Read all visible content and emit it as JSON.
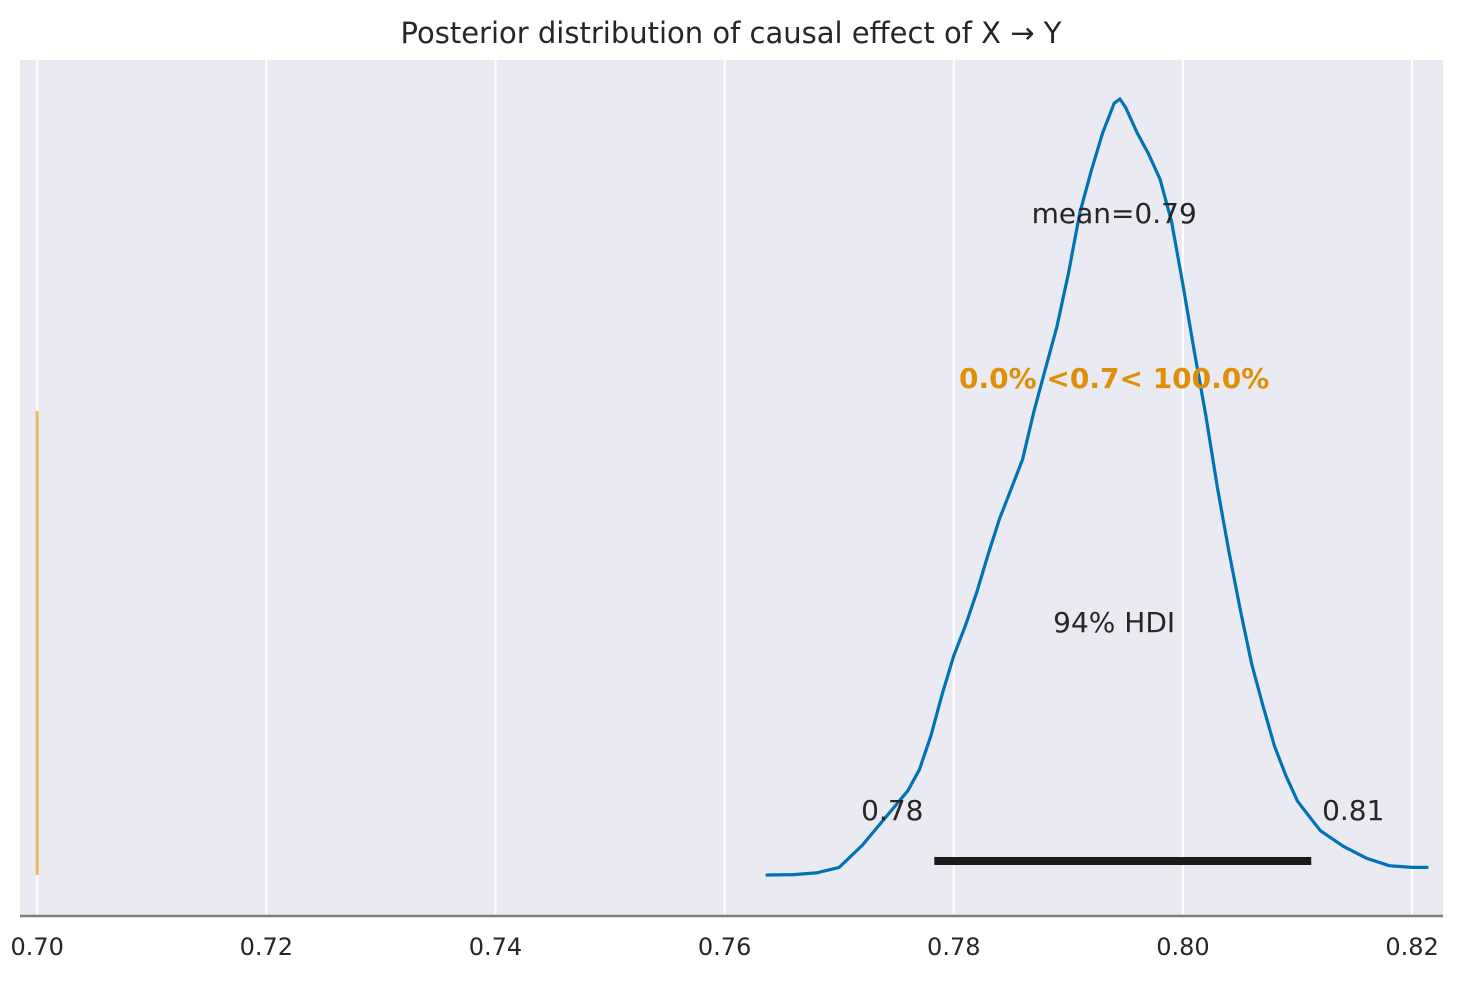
{
  "chart_data": {
    "type": "area",
    "title": "Posterior distribution of causal effect of X → Y",
    "xlabel": "",
    "ylabel": "",
    "xlim": [
      0.6985,
      0.8227
    ],
    "x_ticks": [
      "0.70",
      "0.72",
      "0.74",
      "0.76",
      "0.78",
      "0.80",
      "0.82"
    ],
    "x_tick_values": [
      0.7,
      0.72,
      0.74,
      0.76,
      0.78,
      0.8,
      0.82
    ],
    "grid": "vertical",
    "background_color": "#eaeaf2",
    "series": [
      {
        "color": "#0173b2",
        "x": [
          0.7637,
          0.766,
          0.768,
          0.77,
          0.772,
          0.774,
          0.776,
          0.777,
          0.778,
          0.779,
          0.78,
          0.781,
          0.782,
          0.783,
          0.784,
          0.785,
          0.786,
          0.787,
          0.788,
          0.789,
          0.79,
          0.791,
          0.792,
          0.793,
          0.794,
          0.7945,
          0.795,
          0.796,
          0.797,
          0.798,
          0.799,
          0.8,
          0.801,
          0.802,
          0.803,
          0.804,
          0.805,
          0.806,
          0.807,
          0.808,
          0.809,
          0.81,
          0.811,
          0.812,
          0.814,
          0.816,
          0.818,
          0.82,
          0.8213
        ],
        "density": [
          0.0,
          0.001,
          0.005,
          0.018,
          0.07,
          0.135,
          0.2,
          0.25,
          0.33,
          0.43,
          0.52,
          0.59,
          0.67,
          0.76,
          0.845,
          0.915,
          0.985,
          1.1,
          1.2,
          1.3,
          1.425,
          1.57,
          1.67,
          1.76,
          1.83,
          1.84,
          1.82,
          1.76,
          1.71,
          1.65,
          1.55,
          1.4,
          1.24,
          1.09,
          0.92,
          0.77,
          0.63,
          0.5,
          0.4,
          0.305,
          0.235,
          0.175,
          0.14,
          0.105,
          0.068,
          0.04,
          0.022,
          0.018,
          0.018
        ]
      }
    ],
    "hdi": {
      "low": 0.7783,
      "high": 0.8112,
      "low_label": "0.78",
      "high_label": "0.81",
      "label": "94% HDI",
      "color": "#1a1a1a"
    },
    "mean": {
      "value": 0.794,
      "label": "mean=0.79"
    },
    "ref_val": {
      "value": 0.7,
      "label": "0.0% <0.7< 100.0%",
      "line_color": "#ecb861",
      "text_color": "#de8f05",
      "ymin": 0.0,
      "ymax": 1.1
    }
  }
}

Required task
Pictures are not part of the copy; reproduce everything else in the records exactly.

Solution below
Read all visible content and emit it as JSON.
{
  "chart_data": {
    "type": "area",
    "title": "Posterior distribution of causal effect of X → Y",
    "xlabel": "",
    "ylabel": "",
    "xlim": [
      0.6985,
      0.8227
    ],
    "x_ticks": [
      "0.70",
      "0.72",
      "0.74",
      "0.76",
      "0.78",
      "0.80",
      "0.82"
    ],
    "x_tick_values": [
      0.7,
      0.72,
      0.74,
      0.76,
      0.78,
      0.8,
      0.82
    ],
    "grid": "vertical",
    "background_color": "#eaeaf2",
    "series": [
      {
        "color": "#0173b2",
        "x": [
          0.7637,
          0.766,
          0.768,
          0.77,
          0.772,
          0.774,
          0.776,
          0.777,
          0.778,
          0.779,
          0.78,
          0.781,
          0.782,
          0.783,
          0.784,
          0.785,
          0.786,
          0.787,
          0.788,
          0.789,
          0.79,
          0.791,
          0.792,
          0.793,
          0.794,
          0.7945,
          0.795,
          0.796,
          0.797,
          0.798,
          0.799,
          0.8,
          0.801,
          0.802,
          0.803,
          0.804,
          0.805,
          0.806,
          0.807,
          0.808,
          0.809,
          0.81,
          0.811,
          0.812,
          0.814,
          0.816,
          0.818,
          0.82,
          0.8213
        ],
        "density": [
          0.0,
          0.001,
          0.005,
          0.018,
          0.07,
          0.135,
          0.2,
          0.25,
          0.33,
          0.43,
          0.52,
          0.59,
          0.67,
          0.76,
          0.845,
          0.915,
          0.985,
          1.1,
          1.2,
          1.3,
          1.425,
          1.57,
          1.67,
          1.76,
          1.83,
          1.84,
          1.82,
          1.76,
          1.71,
          1.65,
          1.55,
          1.4,
          1.24,
          1.09,
          0.92,
          0.77,
          0.63,
          0.5,
          0.4,
          0.305,
          0.235,
          0.175,
          0.14,
          0.105,
          0.068,
          0.04,
          0.022,
          0.018,
          0.018
        ]
      }
    ],
    "hdi": {
      "low": 0.7783,
      "high": 0.8112,
      "low_label": "0.78",
      "high_label": "0.81",
      "label": "94% HDI",
      "color": "#1a1a1a"
    },
    "mean": {
      "value": 0.794,
      "label": "mean=0.79"
    },
    "ref_val": {
      "value": 0.7,
      "label": "0.0% <0.7< 100.0%",
      "line_color": "#ecb861",
      "text_color": "#de8f05",
      "ymin": 0.0,
      "ymax": 1.1
    }
  }
}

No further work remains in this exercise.